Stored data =
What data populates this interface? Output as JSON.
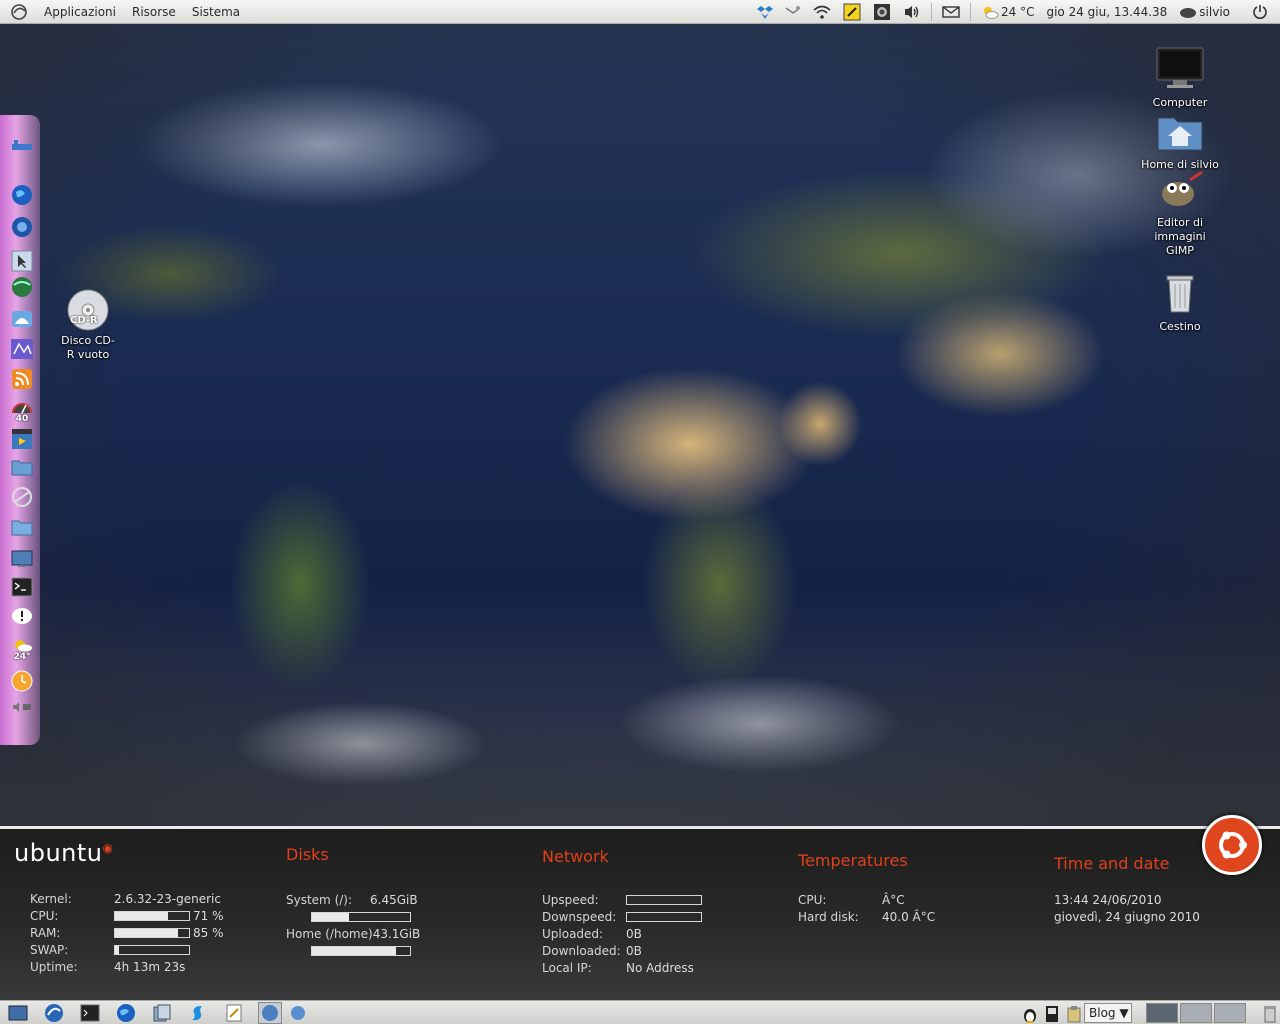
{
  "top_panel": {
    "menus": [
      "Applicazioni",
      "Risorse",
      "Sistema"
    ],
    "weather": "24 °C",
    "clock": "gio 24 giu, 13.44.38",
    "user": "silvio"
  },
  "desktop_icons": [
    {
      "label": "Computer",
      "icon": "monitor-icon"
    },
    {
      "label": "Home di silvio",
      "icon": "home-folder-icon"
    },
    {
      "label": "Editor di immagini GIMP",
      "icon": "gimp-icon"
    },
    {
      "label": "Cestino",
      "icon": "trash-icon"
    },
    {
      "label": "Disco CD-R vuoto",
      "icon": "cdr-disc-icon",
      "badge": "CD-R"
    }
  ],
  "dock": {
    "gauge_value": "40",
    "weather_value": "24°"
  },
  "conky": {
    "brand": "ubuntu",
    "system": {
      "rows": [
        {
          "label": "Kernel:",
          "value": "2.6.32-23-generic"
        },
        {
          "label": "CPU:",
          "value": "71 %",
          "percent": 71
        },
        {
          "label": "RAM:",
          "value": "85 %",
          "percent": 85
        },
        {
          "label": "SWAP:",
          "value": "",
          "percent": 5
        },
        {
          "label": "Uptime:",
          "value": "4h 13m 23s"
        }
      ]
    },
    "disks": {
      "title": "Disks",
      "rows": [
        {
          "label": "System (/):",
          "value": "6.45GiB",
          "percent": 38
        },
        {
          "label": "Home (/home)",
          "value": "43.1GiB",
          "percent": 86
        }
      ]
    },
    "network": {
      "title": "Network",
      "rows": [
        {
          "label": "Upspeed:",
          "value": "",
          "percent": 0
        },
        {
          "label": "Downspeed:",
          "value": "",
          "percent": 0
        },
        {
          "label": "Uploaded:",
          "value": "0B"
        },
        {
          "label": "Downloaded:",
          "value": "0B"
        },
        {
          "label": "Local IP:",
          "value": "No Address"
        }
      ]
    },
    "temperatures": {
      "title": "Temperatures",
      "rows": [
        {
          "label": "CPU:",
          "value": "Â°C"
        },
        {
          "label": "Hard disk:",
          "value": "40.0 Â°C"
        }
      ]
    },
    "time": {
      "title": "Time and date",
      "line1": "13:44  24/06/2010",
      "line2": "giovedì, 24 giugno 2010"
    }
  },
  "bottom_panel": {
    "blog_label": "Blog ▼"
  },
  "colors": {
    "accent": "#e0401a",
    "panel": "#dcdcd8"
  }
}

WHAT IS BEING ASKED = List the lines that contain the word "title".

ANSWER FOR THIS EXERCISE =
      "title": "Disks",
      "title": "Network",
      "title": "Temperatures",
      "title": "Time and date",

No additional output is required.